Work to do
Every line with the word "noted" in it should be extracted from the data that follows.

-- START OF Extracted records --

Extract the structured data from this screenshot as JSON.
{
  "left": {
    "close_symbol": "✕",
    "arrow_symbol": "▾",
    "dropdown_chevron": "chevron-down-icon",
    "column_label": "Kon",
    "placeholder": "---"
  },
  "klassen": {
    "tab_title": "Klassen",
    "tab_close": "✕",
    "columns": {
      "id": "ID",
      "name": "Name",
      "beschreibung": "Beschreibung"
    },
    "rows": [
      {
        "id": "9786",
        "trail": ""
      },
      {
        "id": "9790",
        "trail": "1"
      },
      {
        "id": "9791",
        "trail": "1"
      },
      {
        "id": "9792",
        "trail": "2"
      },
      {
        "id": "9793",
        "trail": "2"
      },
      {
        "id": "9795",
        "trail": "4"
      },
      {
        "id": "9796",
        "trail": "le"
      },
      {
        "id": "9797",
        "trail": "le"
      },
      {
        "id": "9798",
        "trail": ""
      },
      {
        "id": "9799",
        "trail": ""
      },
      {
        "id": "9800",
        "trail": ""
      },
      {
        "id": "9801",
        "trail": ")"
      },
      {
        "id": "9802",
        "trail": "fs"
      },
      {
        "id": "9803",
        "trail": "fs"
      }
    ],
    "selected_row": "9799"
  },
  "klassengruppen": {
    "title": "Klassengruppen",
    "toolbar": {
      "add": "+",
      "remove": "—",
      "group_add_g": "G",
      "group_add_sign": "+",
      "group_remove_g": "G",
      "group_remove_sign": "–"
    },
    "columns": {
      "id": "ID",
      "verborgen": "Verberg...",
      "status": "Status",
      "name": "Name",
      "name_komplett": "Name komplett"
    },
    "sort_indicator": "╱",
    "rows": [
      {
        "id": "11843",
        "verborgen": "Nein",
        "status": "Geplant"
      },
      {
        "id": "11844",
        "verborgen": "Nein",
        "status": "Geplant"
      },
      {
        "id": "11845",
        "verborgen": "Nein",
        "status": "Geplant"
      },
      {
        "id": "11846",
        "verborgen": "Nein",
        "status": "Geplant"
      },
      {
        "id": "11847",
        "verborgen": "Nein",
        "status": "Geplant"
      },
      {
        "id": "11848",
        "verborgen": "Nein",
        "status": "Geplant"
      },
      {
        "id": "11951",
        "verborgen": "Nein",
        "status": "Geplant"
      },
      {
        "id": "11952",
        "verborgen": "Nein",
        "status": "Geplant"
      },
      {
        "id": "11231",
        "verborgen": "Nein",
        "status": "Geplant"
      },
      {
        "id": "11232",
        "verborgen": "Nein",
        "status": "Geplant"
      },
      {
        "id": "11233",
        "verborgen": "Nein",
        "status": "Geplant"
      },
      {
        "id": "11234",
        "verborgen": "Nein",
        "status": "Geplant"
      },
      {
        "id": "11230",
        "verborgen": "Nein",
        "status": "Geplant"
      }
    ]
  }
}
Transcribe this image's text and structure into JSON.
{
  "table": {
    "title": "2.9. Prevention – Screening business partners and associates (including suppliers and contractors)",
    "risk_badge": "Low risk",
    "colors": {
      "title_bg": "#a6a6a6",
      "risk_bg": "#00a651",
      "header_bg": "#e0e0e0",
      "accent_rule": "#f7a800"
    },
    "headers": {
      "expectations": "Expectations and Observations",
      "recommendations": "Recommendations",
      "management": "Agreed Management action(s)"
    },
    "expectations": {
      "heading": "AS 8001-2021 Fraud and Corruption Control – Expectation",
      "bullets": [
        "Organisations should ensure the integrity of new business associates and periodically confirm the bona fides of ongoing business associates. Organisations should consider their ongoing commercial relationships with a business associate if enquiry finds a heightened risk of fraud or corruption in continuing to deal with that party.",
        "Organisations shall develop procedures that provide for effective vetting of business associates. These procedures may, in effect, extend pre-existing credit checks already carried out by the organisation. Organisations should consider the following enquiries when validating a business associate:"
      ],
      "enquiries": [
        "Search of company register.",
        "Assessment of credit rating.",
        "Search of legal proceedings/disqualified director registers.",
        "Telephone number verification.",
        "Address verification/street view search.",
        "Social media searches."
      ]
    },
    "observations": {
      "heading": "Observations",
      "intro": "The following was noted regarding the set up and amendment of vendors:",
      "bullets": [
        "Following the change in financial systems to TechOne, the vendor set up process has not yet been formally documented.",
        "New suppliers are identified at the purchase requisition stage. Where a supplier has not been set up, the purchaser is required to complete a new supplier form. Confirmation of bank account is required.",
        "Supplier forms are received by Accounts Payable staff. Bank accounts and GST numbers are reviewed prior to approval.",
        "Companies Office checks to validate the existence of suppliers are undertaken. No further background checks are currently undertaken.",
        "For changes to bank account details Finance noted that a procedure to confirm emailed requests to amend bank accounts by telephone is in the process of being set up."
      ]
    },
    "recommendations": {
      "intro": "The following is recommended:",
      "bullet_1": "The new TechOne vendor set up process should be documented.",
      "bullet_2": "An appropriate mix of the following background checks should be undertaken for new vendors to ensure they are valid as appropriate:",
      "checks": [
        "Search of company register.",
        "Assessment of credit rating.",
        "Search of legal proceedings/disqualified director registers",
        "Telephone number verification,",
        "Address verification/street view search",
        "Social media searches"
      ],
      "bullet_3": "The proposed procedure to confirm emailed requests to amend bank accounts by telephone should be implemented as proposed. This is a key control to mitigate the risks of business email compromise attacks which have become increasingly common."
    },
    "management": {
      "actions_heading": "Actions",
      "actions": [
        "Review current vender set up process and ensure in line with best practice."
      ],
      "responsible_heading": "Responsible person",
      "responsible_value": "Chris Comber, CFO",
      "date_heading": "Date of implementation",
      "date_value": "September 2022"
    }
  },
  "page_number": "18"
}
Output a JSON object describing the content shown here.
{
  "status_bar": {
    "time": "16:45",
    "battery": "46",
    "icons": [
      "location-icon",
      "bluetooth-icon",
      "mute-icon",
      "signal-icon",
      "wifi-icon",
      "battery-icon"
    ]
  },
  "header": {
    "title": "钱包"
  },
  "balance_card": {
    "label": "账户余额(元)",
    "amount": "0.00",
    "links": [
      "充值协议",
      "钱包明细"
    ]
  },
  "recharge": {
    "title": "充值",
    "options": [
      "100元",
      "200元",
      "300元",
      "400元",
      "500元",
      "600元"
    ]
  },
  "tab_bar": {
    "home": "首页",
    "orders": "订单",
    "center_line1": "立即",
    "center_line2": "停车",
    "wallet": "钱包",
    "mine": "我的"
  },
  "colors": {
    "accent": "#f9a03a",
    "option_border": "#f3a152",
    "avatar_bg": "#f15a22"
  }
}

-- END OF Extracted records --

Result for this task
      "intro": "The following was noted regarding the set up and amendment of vendors:",
        "For changes to bank account details Finance noted that a procedure to confirm emailed requests to amend bank accounts by telephone is in the process of being set up."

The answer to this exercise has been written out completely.